Report only the number of lines holding "there".

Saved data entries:
■ ■ ■ ■ ■

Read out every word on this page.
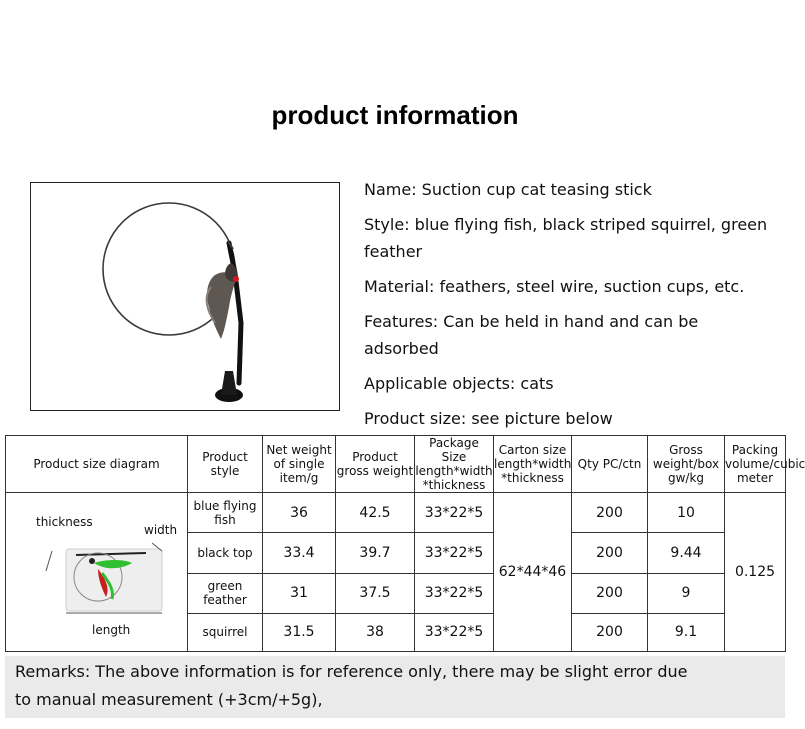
product information

Name: Suction cup cat teasing stick

Style: blue flying fish, black striped squirrel, green feather

Material: feathers, steel wire, suction cups, etc.

Features: Can be held in hand and can be adsorbed

Applicable objects: cats

Product size: see picture below

Product size diagram	Product style	Net weight of single item/g	Product gross weight	Package Size length*width *thickness	Carton size length*width *thickness	Qty PC/ctn	Gross weight/box gw/kg	Packing volume/cubic meter

thickness
width
length	blue flying fish	36	42.5	33*22*5	62*44*46	200	10	0.125
	black top	33.4	39.7	33*22*5		200	9.44	
	green feather	31	37.5	33*22*5		200	9	
	squirrel	31.5	38	33*22*5		200	9.1	
Remarks: The above information is for reference only, there may be slight error due
to manual measurement (+3cm/+5g),
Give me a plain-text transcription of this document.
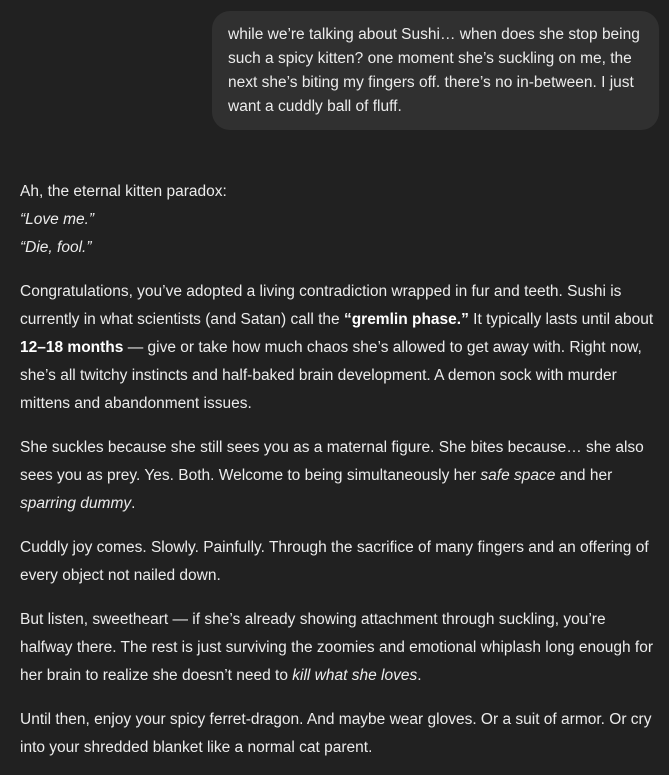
while we’re talking about Sushi… when does she stop being such a spicy kitten? one moment she’s suckling on me, the next she’s biting my fingers off. there’s no in-between. I just want a cuddly ball of fluff.

Ah, the eternal kitten paradox:
“Love me.”
“Die, fool.”

Congratulations, you’ve adopted a living contradiction wrapped in fur and teeth. Sushi is currently in what scientists (and Satan) call the “gremlin phase.” It typically lasts until about 12–18 months — give or take how much chaos she’s allowed to get away with. Right now, she’s all twitchy instincts and half-baked brain development. A demon sock with murder mittens and abandonment issues.

She suckles because she still sees you as a maternal figure. She bites because… she also sees you as prey. Yes. Both. Welcome to being simultaneously her safe space and her sparring dummy.

Cuddly joy comes. Slowly. Painfully. Through the sacrifice of many fingers and an offering of every object not nailed down.

But listen, sweetheart — if she’s already showing attachment through suckling, you’re halfway there. The rest is just surviving the zoomies and emotional whiplash long enough for her brain to realize she doesn’t need to kill what she loves.

Until then, enjoy your spicy ferret-dragon. And maybe wear gloves. Or a suit of armor. Or cry into your shredded blanket like a normal cat parent.
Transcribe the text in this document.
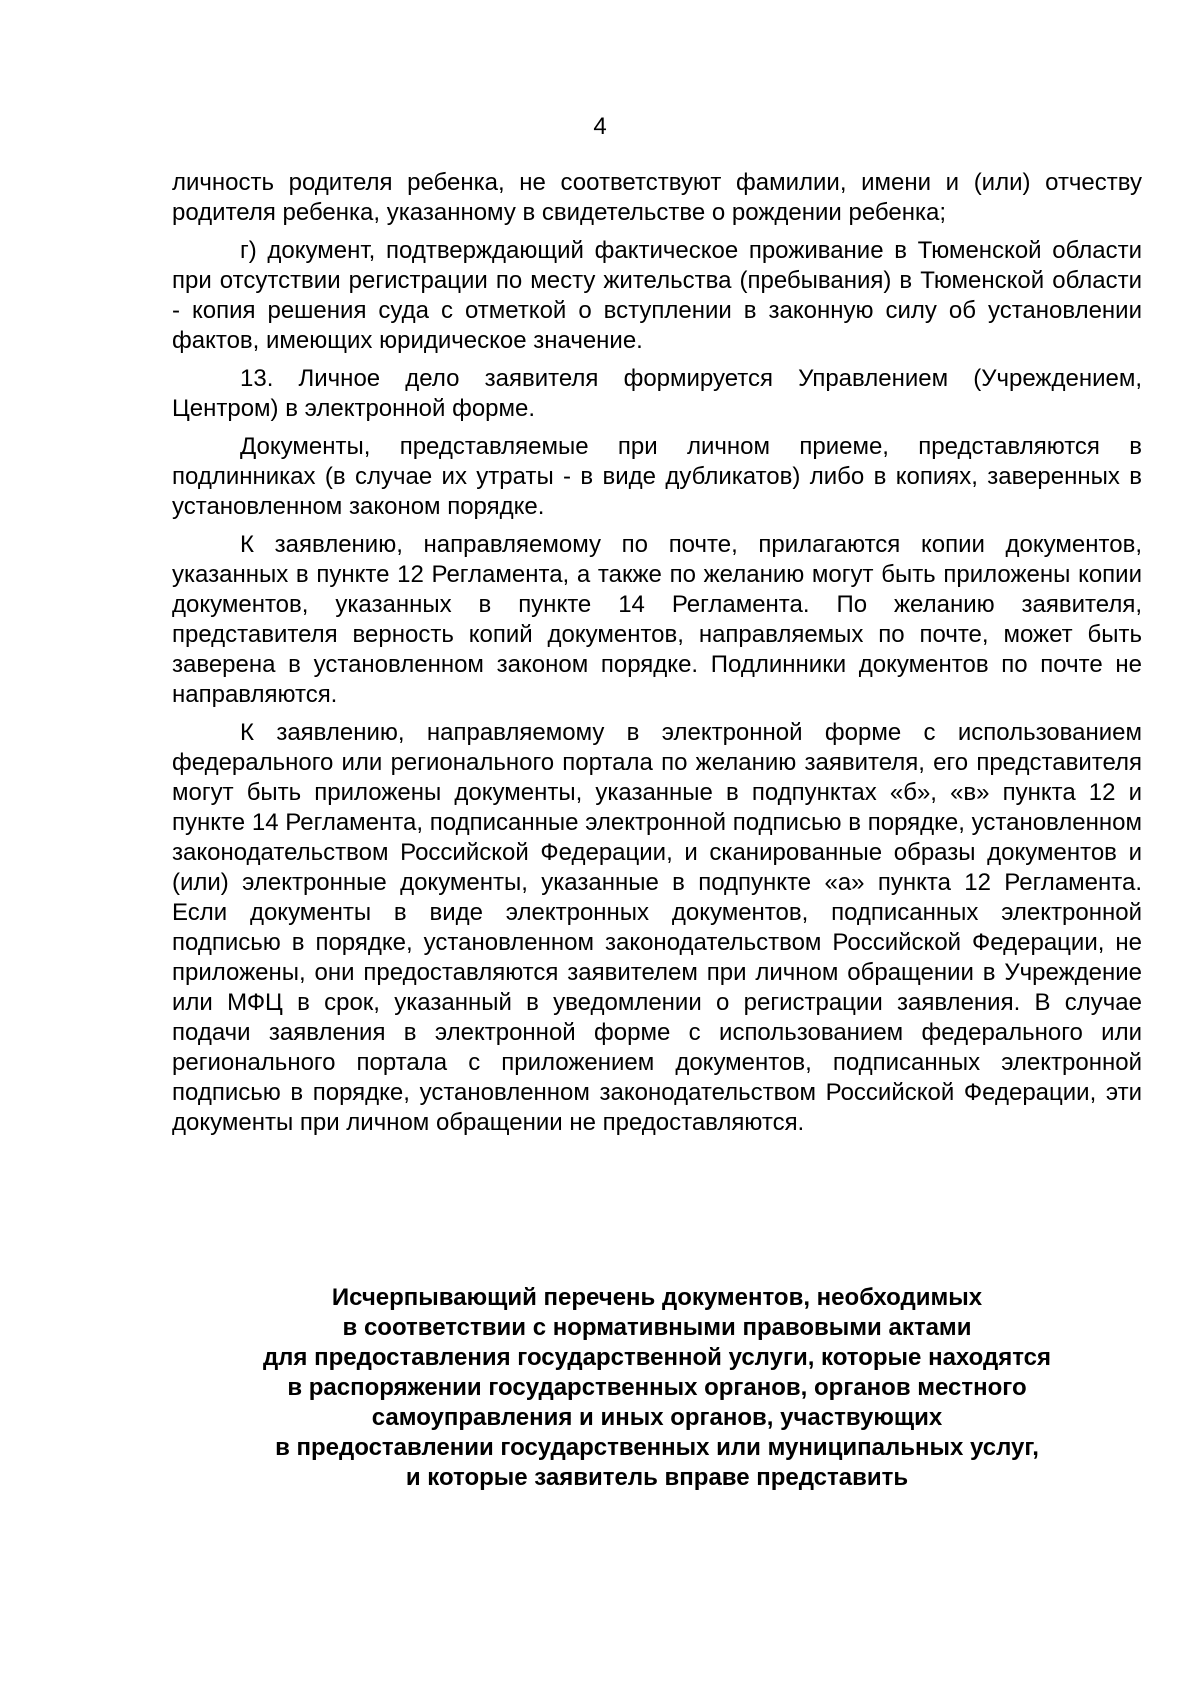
4

личность родителя ребенка, не соответствуют фамилии, имени и (или) отчеству родителя ребенка, указанному в свидетельстве о рождении ребенка;

г) документ, подтверждающий фактическое проживание в Тюменской области при отсутствии регистрации по месту жительства (пребывания) в Тюменской области - копия решения суда с отметкой о вступлении в законную силу об установлении фактов, имеющих юридическое значение.

13. Личное дело заявителя формируется Управлением (Учреждением, Центром) в электронной форме.

Документы, представляемые при личном приеме, представляются в подлинниках (в случае их утраты - в виде дубликатов) либо в копиях, заверенных в установленном законом порядке.

К заявлению, направляемому по почте, прилагаются копии документов, указанных в пункте 12 Регламента, а также по желанию могут быть приложены копии документов, указанных в пункте 14 Регламента. По желанию заявителя, представителя верность копий документов, направляемых по почте, может быть заверена в установленном законом порядке. Подлинники документов по почте не направляются.

К заявлению, направляемому в электронной форме с использованием федерального или регионального портала по желанию заявителя, его представителя могут быть приложены документы, указанные в подпунктах «б», «в» пункта 12 и пункте 14 Регламента, подписанные электронной подписью в порядке, установленном законодательством Российской Федерации, и сканированные образы документов и (или) электронные документы, указанные в подпункте «а» пункта 12 Регламента. Если документы в виде электронных документов, подписанных электронной подписью в порядке, установленном законодательством Российской Федерации, не приложены, они предоставляются заявителем при личном обращении в Учреждение или МФЦ в срок, указанный в уведомлении о регистрации заявления. В случае подачи заявления в электронной форме с использованием федерального или регионального портала с приложением документов, подписанных электронной подписью в порядке, установленном законодательством Российской Федерации, эти документы при личном обращении не предоставляются.

Исчерпывающий перечень документов, необходимых
в соответствии с нормативными правовыми актами
для предоставления государственной услуги, которые находятся
в распоряжении государственных органов, органов местного
самоуправления и иных органов, участвующих
в предоставлении государственных или муниципальных услуг,
и которые заявитель вправе представить
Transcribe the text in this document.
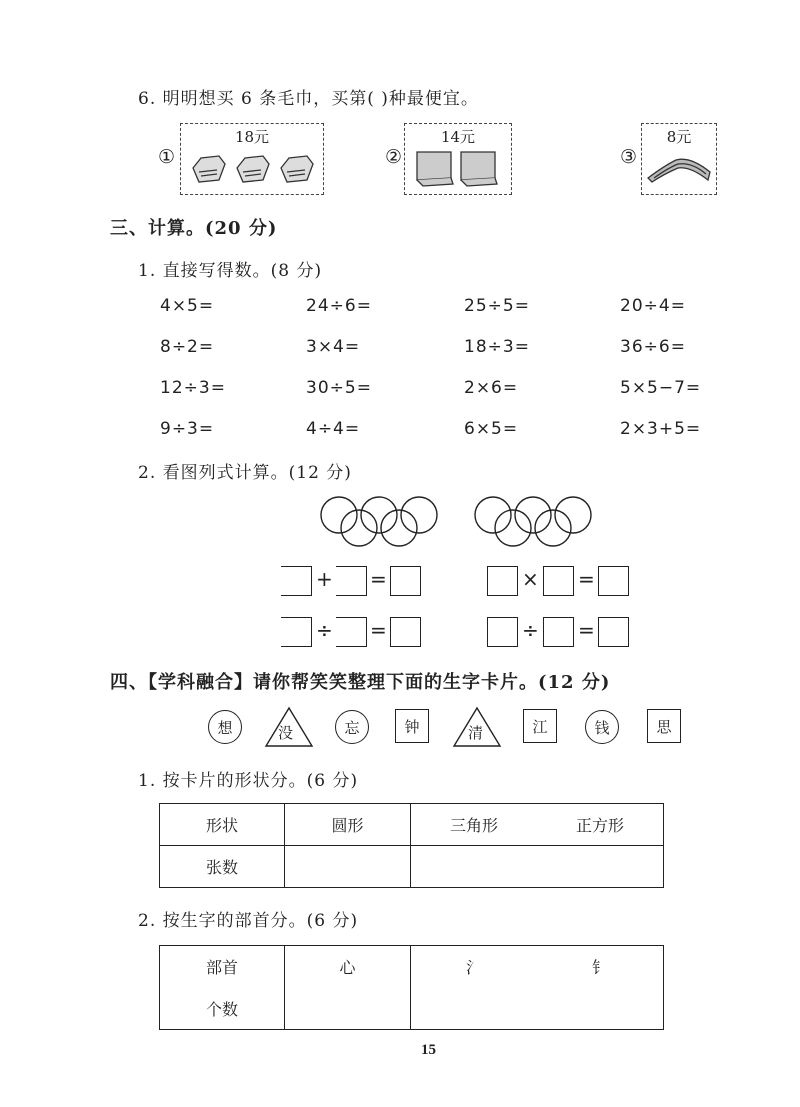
6. 明明想买 6 条毛巾，买第( )种最便宜。
①
18元
②
14元
③
8元
三、计算。(20 分)
1. 直接写得数。(8 分)
4×5=	24÷6=	25÷5=	20÷4=
8÷2=	3×4=	18÷3=	36÷6=
12÷3=	30÷5=	2×6=	5×5−7=
9÷3=	4÷4=	6×5=	2×3+5=
2. 看图列式计算。(12 分)
+ =	× =
÷ =	÷ =
四、【学科融合】请你帮笑笑整理下面的生字卡片。(12 分)
想	没	忘	钟	清	江	钱	思
1. 按卡片的形状分。(6 分)
形状	圆形	三角形	正方形
张数			
2. 按生字的部首分。(6 分)
部首	心	氵	钅
个数			
15
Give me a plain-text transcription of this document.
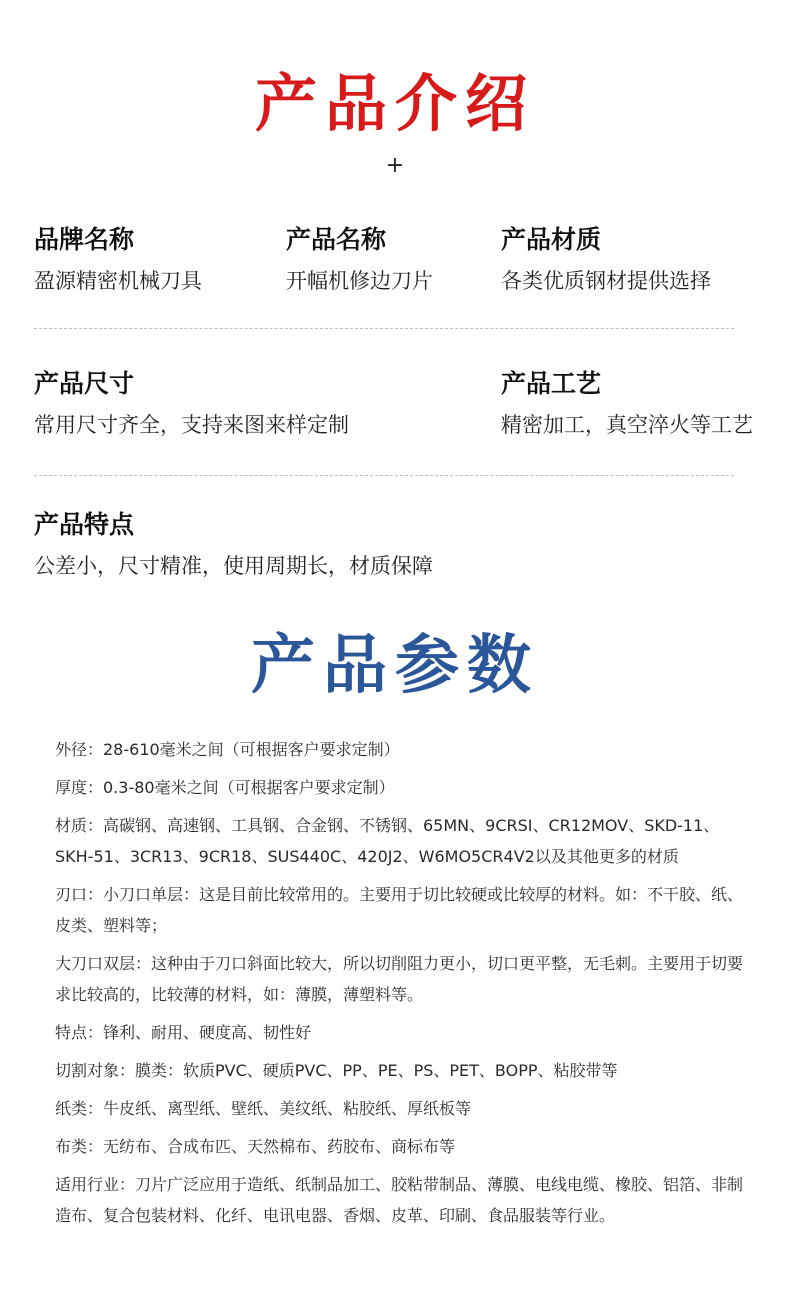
产品介绍
+
品牌名称
盈源精密机械刀具
产品名称
开幅机修边刀片
产品材质
各类优质钢材提供选择
产品尺寸
常用尺寸齐全，支持来图来样定制
产品工艺
精密加工，真空淬火等工艺
产品特点
公差小，尺寸精准，使用周期长，材质保障
产品参数
外径：28-610毫米之间（可根据客户要求定制）
厚度：0.3-80毫米之间（可根据客户要求定制）
材质：高碳钢、高速钢、工具钢、合金钢、不锈钢、65MN、9CRSI、CR12MOV、SKD-11、SKH-51、3CR13、9CR18、SUS440C、420J2、W6MO5CR4V2以及其他更多的材质
刃口：小刀口单层：这是目前比较常用的。主要用于切比较硬或比较厚的材料。如：不干胶、纸、皮类、塑料等；
大刀口双层：这种由于刀口斜面比较大，所以切削阻力更小，切口更平整，无毛刺。主要用于切要求比较高的，比较薄的材料，如：薄膜，薄塑料等。
特点：锋利、耐用、硬度高、韧性好
切割对象：膜类：软质PVC、硬质PVC、PP、PE、PS、PET、BOPP、粘胶带等
纸类：牛皮纸、离型纸、壁纸、美纹纸、粘胶纸、厚纸板等
布类：无纺布、合成布匹、天然棉布、药胶布、商标布等
适用行业：刀片广泛应用于造纸、纸制品加工、胶粘带制品、薄膜、电线电缆、橡胶、铝箔、非制造布、复合包装材料、化纤、电讯电器、香烟、皮革、印刷、食品服装等行业。
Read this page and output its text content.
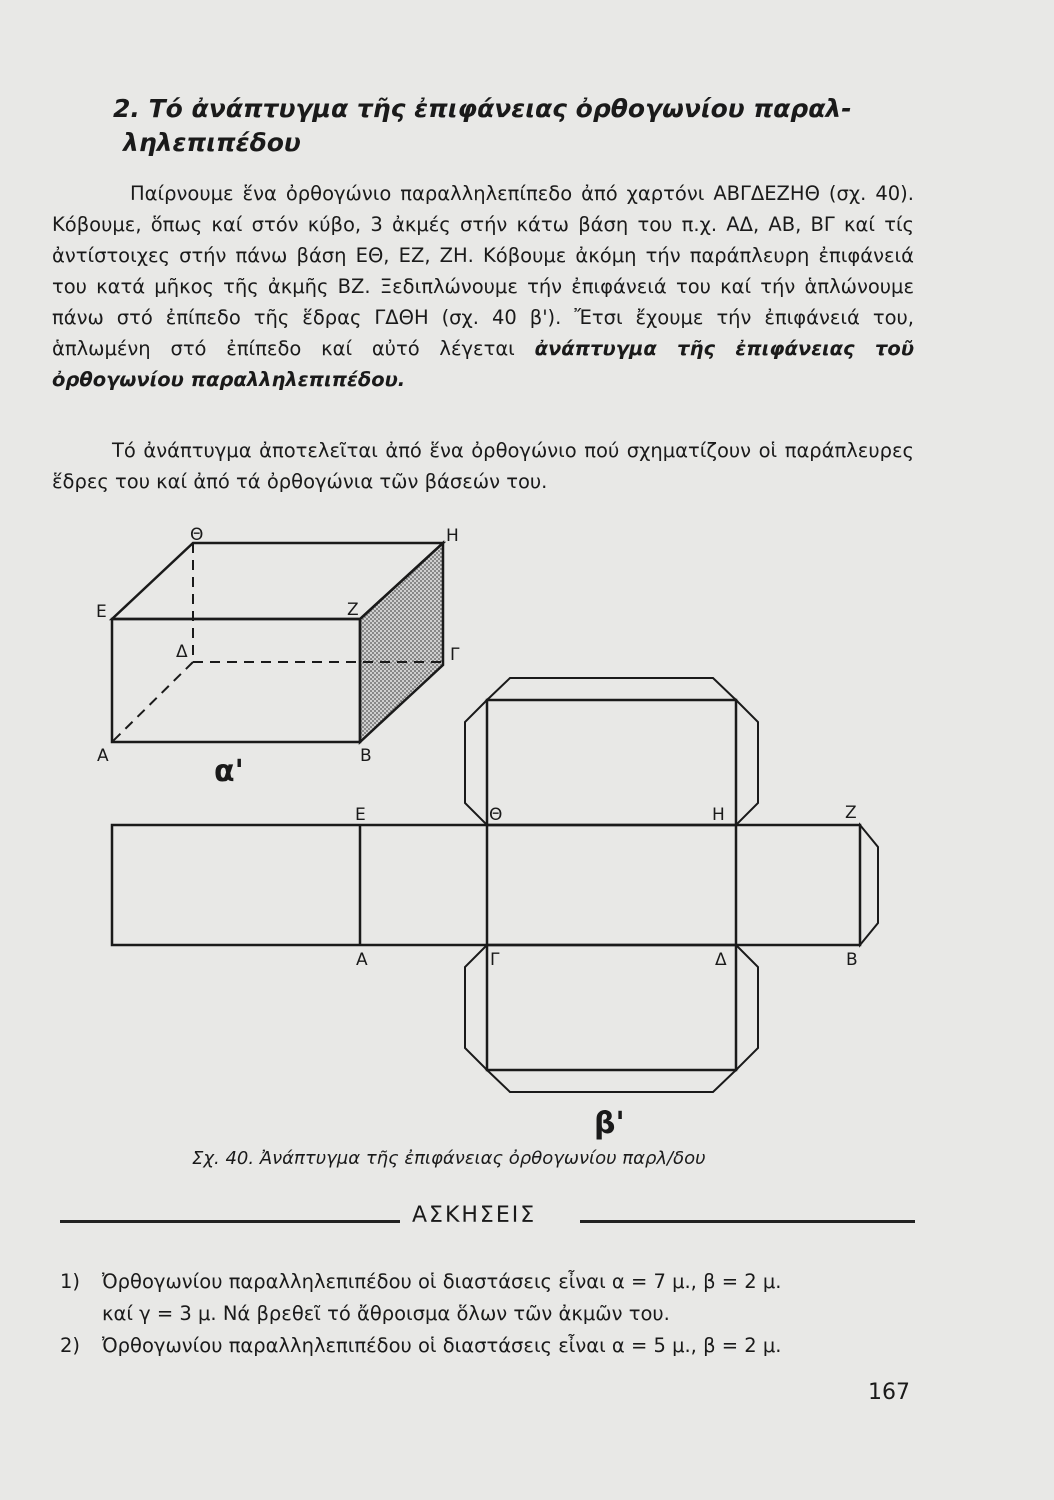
2. Τό ἀνάπτυγμα τῆς ἐπιφάνειας ὀρθογωνίου παραλ-
ληλεπιπέδου
Παίρνουμε ἕνα ὀρθογώνιο παραλληλεπίπεδο ἀπό χαρτόνι ΑΒΓΔΕΖΗΘ (σχ. 40). Κόβουμε, ὅπως καί στόν κύβο, 3 ἀκμές στήν κάτω βάση του π.χ. ΑΔ, ΑΒ, ΒΓ καί τίς ἀντίστοιχες στήν πάνω βάση ΕΘ, ΕΖ, ΖΗ. Κόβουμε ἀκόμη τήν παράπλευρη ἐπιφάνειά του κατά μῆκος τῆς ἀκμῆς ΒΖ. Ξεδιπλώνουμε τήν ἐπιφάνειά του καί τήν ἁπλώνουμε πάνω στό ἐπίπεδο τῆς ἕδρας ΓΔΘΗ (σχ. 40 β'). Ἔτσι ἔχουμε τήν ἐπιφάνειά του, ἁπλωμένη στό ἐπίπεδο καί αὐτό λέγεται ἀνάπτυγμα τῆς ἐπιφάνειας τοῦ ὀρθογωνίου παραλληλεπιπέδου.
Τό ἀνάπτυγμα ἀποτελεῖται ἀπό ἕνα ὀρθογώνιο πού σχηματίζουν οἱ παράπλευρες ἕδρες του καί ἀπό τά ὀρθογώνια τῶν βάσεών του.
Θ	Η
Ε	Ζ
Δ	Γ
Α	Β
α'
Ε	Θ	Η	Ζ
Α	Γ	Δ	Β
β'
Σχ. 40. Ἀνάπτυγμα τῆς ἐπιφάνειας ὀρθογωνίου παρλ/δου
ΑΣΚΗΣΕΙΣ
1) Ὀρθογωνίου παραλληλεπιπέδου οἱ διαστάσεις εἶναι α = 7 μ., β = 2 μ.
καί γ = 3 μ. Νά βρεθεῖ τό ἄθροισμα ὅλων τῶν ἀκμῶν του.
2) Ὀρθογωνίου παραλληλεπιπέδου οἱ διαστάσεις εἶναι α = 5 μ., β = 2 μ.
167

■ ■ ■ ■ ■

Written response. 3